A mural was created on Broadway in Oakland after the Black Lives Matter protests earlier this summer. Photo: Cynthia Laird
A mural was created on Broadway in Oakland after the Black Lives Matter protests earlier this summer. Photo: Cynthia Laird  

As a teenager starting to discover who I am, I'm also discovering the world and its problems. This past year, I figured out that I identify as gender fluid. It was long and confusing to get there. I wasn't exposed enough to even know the choices, and it took effort to find the labels that felt comfortable so that I didn't have to explain everything so much every time. Now that I've figured it out, it gives me a level of comfort. It's easier. I have words to tell the world how I feel on the inside.

While discovering a lot about myself over the past few years, I was also learning about racism, civil rights, and the LGBTQ+ rights movements — current and historical. It was during a project at school supported by World Savvy, a nonprofit that works with thousands of teachers across the country to prepare students for complex, real-world challenges, when I began to think about the intersection of the struggle for equality by race, gender, and sexual identity. I realized that people are being oppressed locally and globally for things they cannot change, something that they are born with.

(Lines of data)
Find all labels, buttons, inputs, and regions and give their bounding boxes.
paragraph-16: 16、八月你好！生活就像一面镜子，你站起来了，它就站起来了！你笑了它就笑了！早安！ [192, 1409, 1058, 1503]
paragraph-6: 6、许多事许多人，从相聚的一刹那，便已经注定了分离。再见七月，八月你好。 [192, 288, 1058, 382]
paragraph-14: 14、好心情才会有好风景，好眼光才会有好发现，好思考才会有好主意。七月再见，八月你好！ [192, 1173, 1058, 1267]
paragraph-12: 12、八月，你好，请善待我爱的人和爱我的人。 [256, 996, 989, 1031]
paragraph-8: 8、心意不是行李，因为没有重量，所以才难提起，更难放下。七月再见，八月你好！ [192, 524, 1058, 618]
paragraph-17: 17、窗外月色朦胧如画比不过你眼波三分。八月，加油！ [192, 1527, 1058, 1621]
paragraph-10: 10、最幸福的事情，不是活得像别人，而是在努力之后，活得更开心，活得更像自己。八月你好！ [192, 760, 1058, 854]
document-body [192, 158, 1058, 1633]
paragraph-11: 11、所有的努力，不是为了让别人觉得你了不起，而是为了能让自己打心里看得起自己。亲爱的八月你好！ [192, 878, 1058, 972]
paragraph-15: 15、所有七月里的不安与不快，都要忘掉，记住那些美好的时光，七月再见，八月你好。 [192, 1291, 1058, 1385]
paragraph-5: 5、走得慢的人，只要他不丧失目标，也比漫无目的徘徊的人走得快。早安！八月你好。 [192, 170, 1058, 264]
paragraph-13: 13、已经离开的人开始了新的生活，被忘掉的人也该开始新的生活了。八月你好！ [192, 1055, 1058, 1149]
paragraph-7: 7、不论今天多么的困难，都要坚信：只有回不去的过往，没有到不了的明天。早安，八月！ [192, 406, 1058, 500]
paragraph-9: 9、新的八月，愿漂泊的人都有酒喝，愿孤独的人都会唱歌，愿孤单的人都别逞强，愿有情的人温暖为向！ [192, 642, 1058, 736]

◆ **EXERCISE INSTRUCTIONS**
1. In the piece on gender identity and equality, what kind of organization is World Savvy, and what does it do?
2. Pick up the piece on gender identity and equality after its last sentence and carry it forward.

◆ **ANSWERS TO THE EXERCISES**
1. World Savvy is a nonprofit that works with thousands of teachers across the country to prepare students for complex, real-world challenges.

2.
Near the beginning of the 2019-20 academic year, I noticed that my school wasn't having enough conversation on LGBTQ+ topics so I started a club for people in the LGBTQ+ community to talk to others who have had similar experiences. When we started distance learning in March, I continued to lead the club online because I knew many of the people in it were not out at home, or weren't in supportive environments, and I wanted to continue to give them a space to be themselves. Fostering an inclusive space felt even more important than it already was because we were all stuck at home. Our conversations in the club were usually just normal everyday socializing — we would talk about class, we helped one of the members come out to his parents, we watched LGBTQ+ movies, whatever we wanted to do as long as we were with people who understood. I really tried my best to make the club completely confidential, a safe space to be yourself without judgment.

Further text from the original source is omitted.